**Your goal:** Rewrite the data beginning at its first line and ending at the line that contains "save-icon [2185,40,2210,65]", replacing every "tool-label" with "tool-caption" and leaving everything else unchanged.

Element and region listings
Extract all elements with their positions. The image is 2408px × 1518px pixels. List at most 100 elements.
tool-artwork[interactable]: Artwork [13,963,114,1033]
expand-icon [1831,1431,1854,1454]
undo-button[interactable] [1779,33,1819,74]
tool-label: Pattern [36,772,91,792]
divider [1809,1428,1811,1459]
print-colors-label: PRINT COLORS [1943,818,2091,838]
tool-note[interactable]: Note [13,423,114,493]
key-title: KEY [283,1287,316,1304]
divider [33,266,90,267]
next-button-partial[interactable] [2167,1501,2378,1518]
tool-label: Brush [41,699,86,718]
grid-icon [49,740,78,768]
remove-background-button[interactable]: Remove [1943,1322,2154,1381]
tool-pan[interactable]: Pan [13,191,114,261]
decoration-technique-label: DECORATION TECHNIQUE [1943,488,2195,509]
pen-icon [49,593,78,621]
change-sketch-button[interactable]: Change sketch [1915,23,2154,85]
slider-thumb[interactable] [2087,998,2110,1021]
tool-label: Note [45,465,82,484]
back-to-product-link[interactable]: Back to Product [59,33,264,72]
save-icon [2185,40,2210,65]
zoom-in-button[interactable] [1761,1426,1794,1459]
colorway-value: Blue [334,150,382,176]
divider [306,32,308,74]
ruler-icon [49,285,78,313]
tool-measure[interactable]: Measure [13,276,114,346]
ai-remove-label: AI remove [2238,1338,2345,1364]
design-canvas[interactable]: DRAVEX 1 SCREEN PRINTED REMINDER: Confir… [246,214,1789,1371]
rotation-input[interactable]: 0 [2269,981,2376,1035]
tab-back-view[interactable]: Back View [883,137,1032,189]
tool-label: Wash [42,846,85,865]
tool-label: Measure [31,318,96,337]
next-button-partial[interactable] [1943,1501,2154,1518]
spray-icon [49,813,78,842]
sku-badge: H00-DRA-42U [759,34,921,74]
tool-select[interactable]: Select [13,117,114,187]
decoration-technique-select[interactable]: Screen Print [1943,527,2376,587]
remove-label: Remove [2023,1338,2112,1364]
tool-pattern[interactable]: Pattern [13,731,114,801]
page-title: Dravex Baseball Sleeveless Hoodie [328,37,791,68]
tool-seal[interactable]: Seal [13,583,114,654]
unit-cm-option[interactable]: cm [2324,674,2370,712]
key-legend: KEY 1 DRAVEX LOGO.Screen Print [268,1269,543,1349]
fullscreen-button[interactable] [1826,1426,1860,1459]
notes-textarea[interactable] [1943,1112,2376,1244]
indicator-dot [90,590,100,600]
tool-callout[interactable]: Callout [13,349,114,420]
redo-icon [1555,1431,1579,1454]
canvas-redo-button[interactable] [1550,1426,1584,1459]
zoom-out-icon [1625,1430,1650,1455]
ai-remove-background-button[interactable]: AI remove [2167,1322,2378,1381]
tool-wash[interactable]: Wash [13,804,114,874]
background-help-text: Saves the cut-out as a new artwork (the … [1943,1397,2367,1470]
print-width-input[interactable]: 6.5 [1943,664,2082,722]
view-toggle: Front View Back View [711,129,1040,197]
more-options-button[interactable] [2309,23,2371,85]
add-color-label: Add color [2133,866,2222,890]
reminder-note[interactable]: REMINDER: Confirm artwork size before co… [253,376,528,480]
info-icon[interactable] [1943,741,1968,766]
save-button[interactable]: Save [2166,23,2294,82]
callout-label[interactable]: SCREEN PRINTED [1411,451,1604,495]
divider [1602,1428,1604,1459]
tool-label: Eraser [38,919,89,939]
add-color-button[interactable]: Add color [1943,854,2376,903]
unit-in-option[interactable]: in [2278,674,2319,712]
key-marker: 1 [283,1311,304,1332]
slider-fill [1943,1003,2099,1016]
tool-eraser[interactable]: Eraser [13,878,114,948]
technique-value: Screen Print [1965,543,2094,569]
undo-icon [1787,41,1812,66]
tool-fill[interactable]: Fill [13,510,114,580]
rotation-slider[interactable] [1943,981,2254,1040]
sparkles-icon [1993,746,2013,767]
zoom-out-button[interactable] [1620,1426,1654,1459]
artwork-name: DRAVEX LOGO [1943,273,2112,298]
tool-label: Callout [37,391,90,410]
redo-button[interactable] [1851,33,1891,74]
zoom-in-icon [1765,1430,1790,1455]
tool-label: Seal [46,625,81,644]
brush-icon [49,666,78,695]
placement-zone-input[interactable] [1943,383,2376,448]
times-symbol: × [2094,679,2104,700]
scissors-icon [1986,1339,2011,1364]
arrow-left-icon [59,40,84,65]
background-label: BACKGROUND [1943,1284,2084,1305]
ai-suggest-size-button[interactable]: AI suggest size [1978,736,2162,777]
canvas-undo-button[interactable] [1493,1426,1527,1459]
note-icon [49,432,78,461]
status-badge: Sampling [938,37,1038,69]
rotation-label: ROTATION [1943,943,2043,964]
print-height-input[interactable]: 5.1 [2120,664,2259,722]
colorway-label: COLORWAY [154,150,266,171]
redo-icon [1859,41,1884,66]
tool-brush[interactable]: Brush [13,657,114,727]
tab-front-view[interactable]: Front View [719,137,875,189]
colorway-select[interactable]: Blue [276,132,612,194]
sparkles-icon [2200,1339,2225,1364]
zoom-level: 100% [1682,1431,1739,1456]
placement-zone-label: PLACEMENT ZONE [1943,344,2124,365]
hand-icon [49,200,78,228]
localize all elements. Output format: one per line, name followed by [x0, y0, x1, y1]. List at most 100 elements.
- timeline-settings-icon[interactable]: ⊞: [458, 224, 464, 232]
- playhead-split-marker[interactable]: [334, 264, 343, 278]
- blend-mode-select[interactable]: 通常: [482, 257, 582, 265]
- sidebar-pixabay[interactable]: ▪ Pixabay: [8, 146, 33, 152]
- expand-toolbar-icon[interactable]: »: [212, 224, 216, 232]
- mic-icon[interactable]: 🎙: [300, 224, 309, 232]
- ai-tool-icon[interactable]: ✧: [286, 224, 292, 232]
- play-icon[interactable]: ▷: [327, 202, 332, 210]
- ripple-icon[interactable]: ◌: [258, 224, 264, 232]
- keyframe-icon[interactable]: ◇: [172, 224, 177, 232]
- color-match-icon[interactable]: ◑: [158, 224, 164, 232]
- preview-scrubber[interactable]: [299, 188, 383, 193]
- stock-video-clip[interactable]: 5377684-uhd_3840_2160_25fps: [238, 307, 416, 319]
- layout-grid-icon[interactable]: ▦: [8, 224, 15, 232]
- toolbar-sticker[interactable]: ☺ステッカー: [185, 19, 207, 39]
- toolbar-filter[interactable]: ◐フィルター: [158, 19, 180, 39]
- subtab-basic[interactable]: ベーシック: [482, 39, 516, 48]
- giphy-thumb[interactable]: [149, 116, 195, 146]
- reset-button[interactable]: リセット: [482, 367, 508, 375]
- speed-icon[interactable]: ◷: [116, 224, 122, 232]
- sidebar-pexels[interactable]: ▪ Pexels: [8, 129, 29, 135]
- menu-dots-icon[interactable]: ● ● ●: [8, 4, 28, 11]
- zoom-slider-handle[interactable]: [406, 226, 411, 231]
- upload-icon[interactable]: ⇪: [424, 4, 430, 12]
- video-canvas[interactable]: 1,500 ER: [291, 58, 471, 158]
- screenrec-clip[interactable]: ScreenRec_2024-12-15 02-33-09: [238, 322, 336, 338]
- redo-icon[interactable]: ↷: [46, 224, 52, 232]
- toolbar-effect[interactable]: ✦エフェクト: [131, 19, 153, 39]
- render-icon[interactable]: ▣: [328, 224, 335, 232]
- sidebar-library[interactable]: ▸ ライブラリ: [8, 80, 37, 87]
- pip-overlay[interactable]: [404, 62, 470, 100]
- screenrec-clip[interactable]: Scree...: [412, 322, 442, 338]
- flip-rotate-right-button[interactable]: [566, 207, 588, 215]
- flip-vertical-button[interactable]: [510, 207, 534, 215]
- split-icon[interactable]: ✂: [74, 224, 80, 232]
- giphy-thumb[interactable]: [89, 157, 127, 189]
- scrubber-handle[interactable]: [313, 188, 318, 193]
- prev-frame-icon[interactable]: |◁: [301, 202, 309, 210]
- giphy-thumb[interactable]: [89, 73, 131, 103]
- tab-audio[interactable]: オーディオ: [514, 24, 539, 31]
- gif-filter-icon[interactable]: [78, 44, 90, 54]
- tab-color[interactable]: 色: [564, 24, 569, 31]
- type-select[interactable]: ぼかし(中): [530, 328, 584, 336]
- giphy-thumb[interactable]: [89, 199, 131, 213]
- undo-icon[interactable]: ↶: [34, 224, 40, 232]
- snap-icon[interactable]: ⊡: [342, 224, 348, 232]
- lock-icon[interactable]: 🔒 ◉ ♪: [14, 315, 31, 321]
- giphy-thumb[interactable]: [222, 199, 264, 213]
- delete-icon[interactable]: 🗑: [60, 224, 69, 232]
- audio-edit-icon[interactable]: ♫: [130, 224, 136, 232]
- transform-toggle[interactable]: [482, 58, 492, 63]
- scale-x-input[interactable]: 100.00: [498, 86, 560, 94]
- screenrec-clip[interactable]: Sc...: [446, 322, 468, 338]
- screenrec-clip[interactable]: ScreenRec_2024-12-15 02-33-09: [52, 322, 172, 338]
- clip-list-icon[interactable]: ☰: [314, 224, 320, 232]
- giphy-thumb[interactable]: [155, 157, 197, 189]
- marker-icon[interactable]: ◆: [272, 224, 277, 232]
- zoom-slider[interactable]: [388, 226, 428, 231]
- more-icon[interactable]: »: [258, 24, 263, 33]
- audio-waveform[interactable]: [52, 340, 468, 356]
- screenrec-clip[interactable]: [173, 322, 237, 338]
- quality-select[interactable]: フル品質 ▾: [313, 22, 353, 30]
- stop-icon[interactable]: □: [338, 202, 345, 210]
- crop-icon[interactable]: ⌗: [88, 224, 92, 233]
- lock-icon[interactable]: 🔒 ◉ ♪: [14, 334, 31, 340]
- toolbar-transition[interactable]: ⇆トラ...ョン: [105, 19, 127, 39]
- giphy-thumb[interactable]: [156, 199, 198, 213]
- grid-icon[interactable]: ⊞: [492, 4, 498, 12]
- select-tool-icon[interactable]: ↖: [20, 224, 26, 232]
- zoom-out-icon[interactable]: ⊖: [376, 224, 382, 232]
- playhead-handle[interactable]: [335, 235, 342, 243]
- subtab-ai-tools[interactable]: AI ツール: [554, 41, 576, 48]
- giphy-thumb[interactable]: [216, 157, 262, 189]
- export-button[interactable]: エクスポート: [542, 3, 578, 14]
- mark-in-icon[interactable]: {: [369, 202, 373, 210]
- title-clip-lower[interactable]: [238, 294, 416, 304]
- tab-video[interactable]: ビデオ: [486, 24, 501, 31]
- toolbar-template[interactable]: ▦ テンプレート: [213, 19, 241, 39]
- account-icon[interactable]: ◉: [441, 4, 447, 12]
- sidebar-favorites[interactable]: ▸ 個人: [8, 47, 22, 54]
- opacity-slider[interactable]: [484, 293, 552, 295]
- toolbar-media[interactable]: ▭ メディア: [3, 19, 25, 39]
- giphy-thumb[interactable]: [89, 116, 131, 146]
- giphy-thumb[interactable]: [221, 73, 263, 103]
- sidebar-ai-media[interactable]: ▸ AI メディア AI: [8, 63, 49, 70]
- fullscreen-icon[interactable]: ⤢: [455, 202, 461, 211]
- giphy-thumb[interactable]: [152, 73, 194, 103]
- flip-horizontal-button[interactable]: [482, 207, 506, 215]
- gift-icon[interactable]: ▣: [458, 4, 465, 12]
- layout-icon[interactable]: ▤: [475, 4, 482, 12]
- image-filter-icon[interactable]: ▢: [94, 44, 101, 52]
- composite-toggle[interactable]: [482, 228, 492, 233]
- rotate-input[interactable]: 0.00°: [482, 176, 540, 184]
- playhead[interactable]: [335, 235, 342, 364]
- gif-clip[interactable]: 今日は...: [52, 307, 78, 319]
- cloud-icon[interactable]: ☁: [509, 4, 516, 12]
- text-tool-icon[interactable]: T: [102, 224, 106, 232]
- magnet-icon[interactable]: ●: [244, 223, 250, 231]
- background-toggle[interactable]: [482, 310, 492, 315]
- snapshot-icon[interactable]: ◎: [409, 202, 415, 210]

**Result of this exercise:**
Extract all elements with their positions. The image is 2408px × 1518px pixels. List at most 100 elements.
tool-artwork[interactable]: Artwork [13,963,114,1033]
expand-icon [1831,1431,1854,1454]
undo-button[interactable] [1779,33,1819,74]
tool-caption: Pattern [36,772,91,792]
divider [1809,1428,1811,1459]
print-colors-label: PRINT COLORS [1943,818,2091,838]
tool-note[interactable]: Note [13,423,114,493]
key-title: KEY [283,1287,316,1304]
divider [33,266,90,267]
next-button-partial[interactable] [2167,1501,2378,1518]
tool-caption: Brush [41,699,86,718]
grid-icon [49,740,78,768]
remove-background-button[interactable]: Remove [1943,1322,2154,1381]
tool-pan[interactable]: Pan [13,191,114,261]
decoration-technique-label: DECORATION TECHNIQUE [1943,488,2195,509]
pen-icon [49,593,78,621]
change-sketch-button[interactable]: Change sketch [1915,23,2154,85]
slider-thumb[interactable] [2087,998,2110,1021]
tool-caption: Note [45,465,82,484]
back-to-product-link[interactable]: Back to Product [59,33,264,72]
save-icon [2185,40,2210,65]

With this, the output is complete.